▸ WHAT YOU HAVE TO DO
Output the material exactly, but drop every image it holds.

▸ Stored entries
::::

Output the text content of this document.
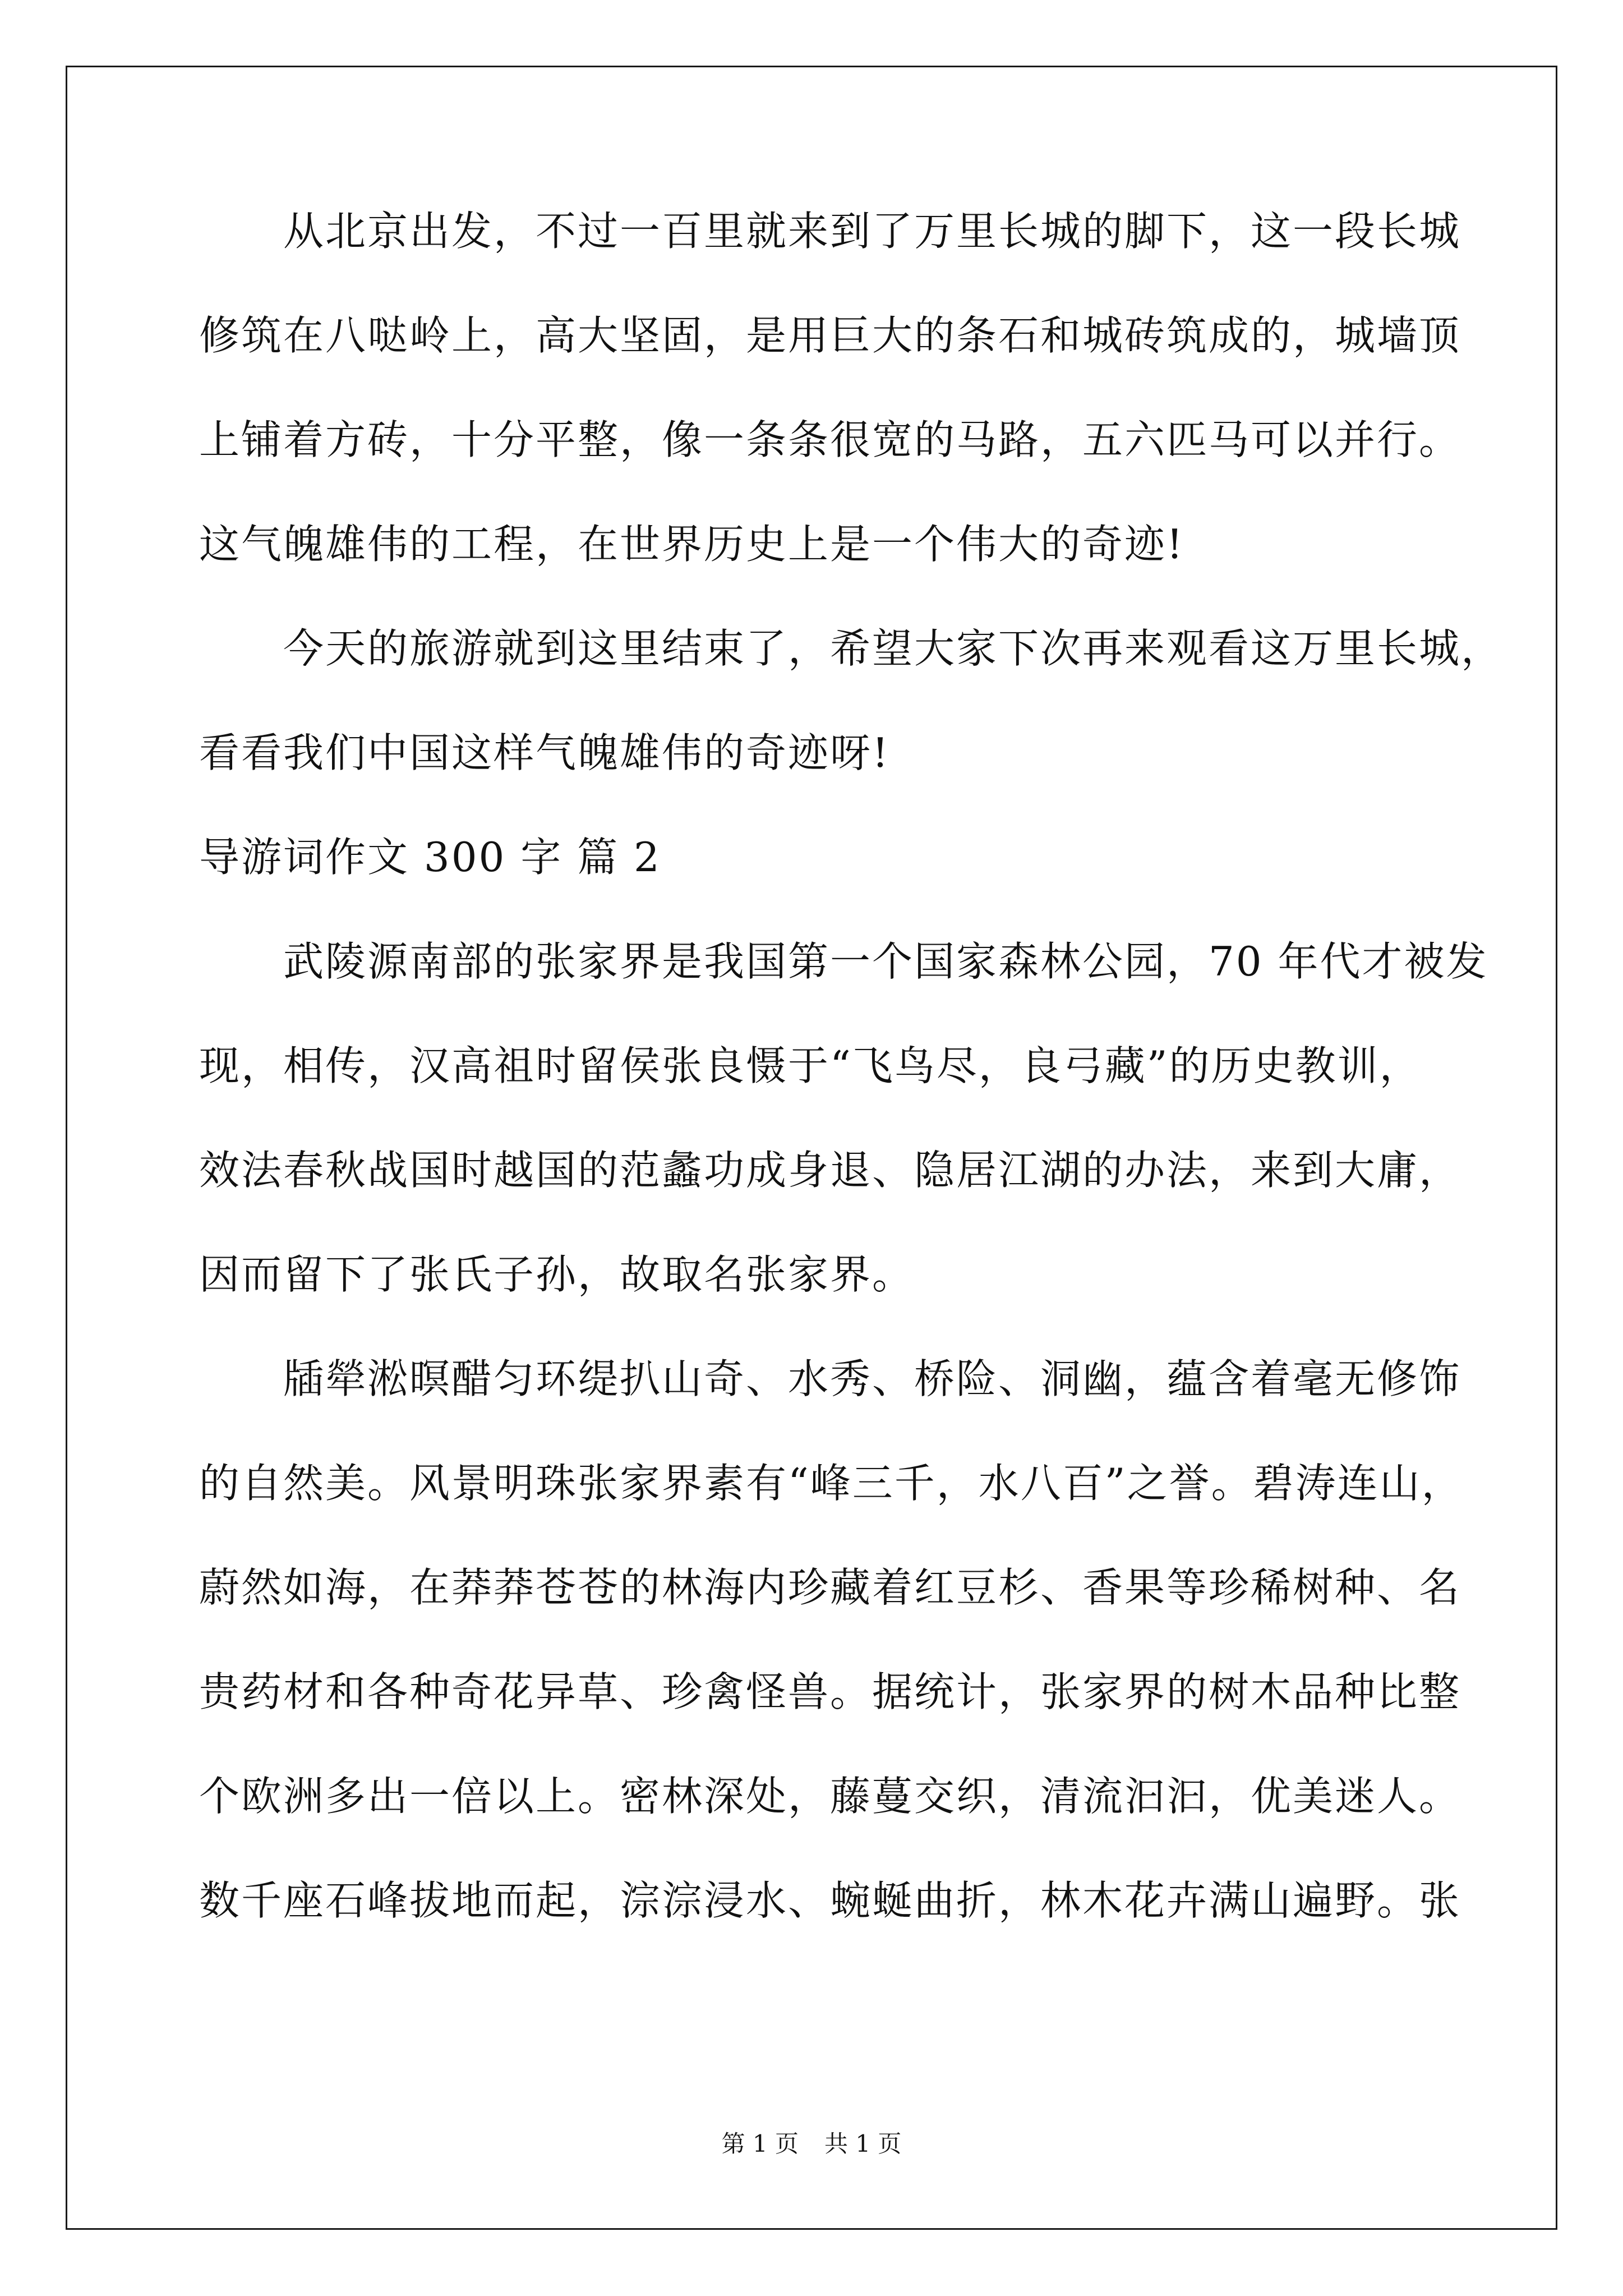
　　从北京出发，不过一百里就来到了万里长城的脚下，这一段长城
修筑在八哒岭上，高大坚固，是用巨大的条石和城砖筑成的，城墙顶
上铺着方砖，十分平整，像一条条很宽的马路，五六匹马可以并行。
这气魄雄伟的工程，在世界历史上是一个伟大的奇迹!
　　今天的旅游就到这里结束了，希望大家下次再来观看这万里长城，
看看我们中国这样气魄雄伟的奇迹呀!
导游词作文 300 字 篇 2
　　武陵源南部的张家界是我国第一个国家森林公园，70 年代才被发
现，相传，汉高祖时留侯张良慑于“飞鸟尽，良弓藏”的历史教训，
效法春秋战国时越国的范蠡功成身退、隐居江湖的办法，来到大庸，
因而留下了张氏子孙，故取名张家界。
　　牐犖淞暝醋匀环缇扒山奇、水秀、桥险、洞幽，蕴含着毫无修饰
的自然美。风景明珠张家界素有“峰三千，水八百”之誉。碧涛连山，
蔚然如海，在莽莽苍苍的林海内珍藏着红豆杉、香果等珍稀树种、名
贵药材和各种奇花异草、珍禽怪兽。据统计，张家界的树木品种比整
个欧洲多出一倍以上。密林深处，藤蔓交织，清流汩汩，优美迷人。
数千座石峰拔地而起，淙淙浸水、蜿蜒曲折，林木花卉满山遍野。张
第 1 页 共 1 页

::::

▸ SOLVED PROBLEM
Output the text content of this document.
　　从北京出发，不过一百里就来到了万里长城的脚下，这一段长城
修筑在八哒岭上，高大坚固，是用巨大的条石和城砖筑成的，城墙顶
上铺着方砖，十分平整，像一条条很宽的马路，五六匹马可以并行。
这气魄雄伟的工程，在世界历史上是一个伟大的奇迹!
　　今天的旅游就到这里结束了，希望大家下次再来观看这万里长城，
看看我们中国这样气魄雄伟的奇迹呀!
导游词作文 300 字 篇 2
　　武陵源南部的张家界是我国第一个国家森林公园，70 年代才被发
现，相传，汉高祖时留侯张良慑于“飞鸟尽，良弓藏”的历史教训，
效法春秋战国时越国的范蠡功成身退、隐居江湖的办法，来到大庸，
因而留下了张氏子孙，故取名张家界。
　　牐犖淞暝醋匀环缇扒山奇、水秀、桥险、洞幽，蕴含着毫无修饰
的自然美。风景明珠张家界素有“峰三千，水八百”之誉。碧涛连山，
蔚然如海，在莽莽苍苍的林海内珍藏着红豆杉、香果等珍稀树种、名
贵药材和各种奇花异草、珍禽怪兽。据统计，张家界的树木品种比整
个欧洲多出一倍以上。密林深处，藤蔓交织，清流汩汩，优美迷人。
数千座石峰拔地而起，淙淙浸水、蜿蜒曲折，林木花卉满山遍野。张
第 1 页 共 1 页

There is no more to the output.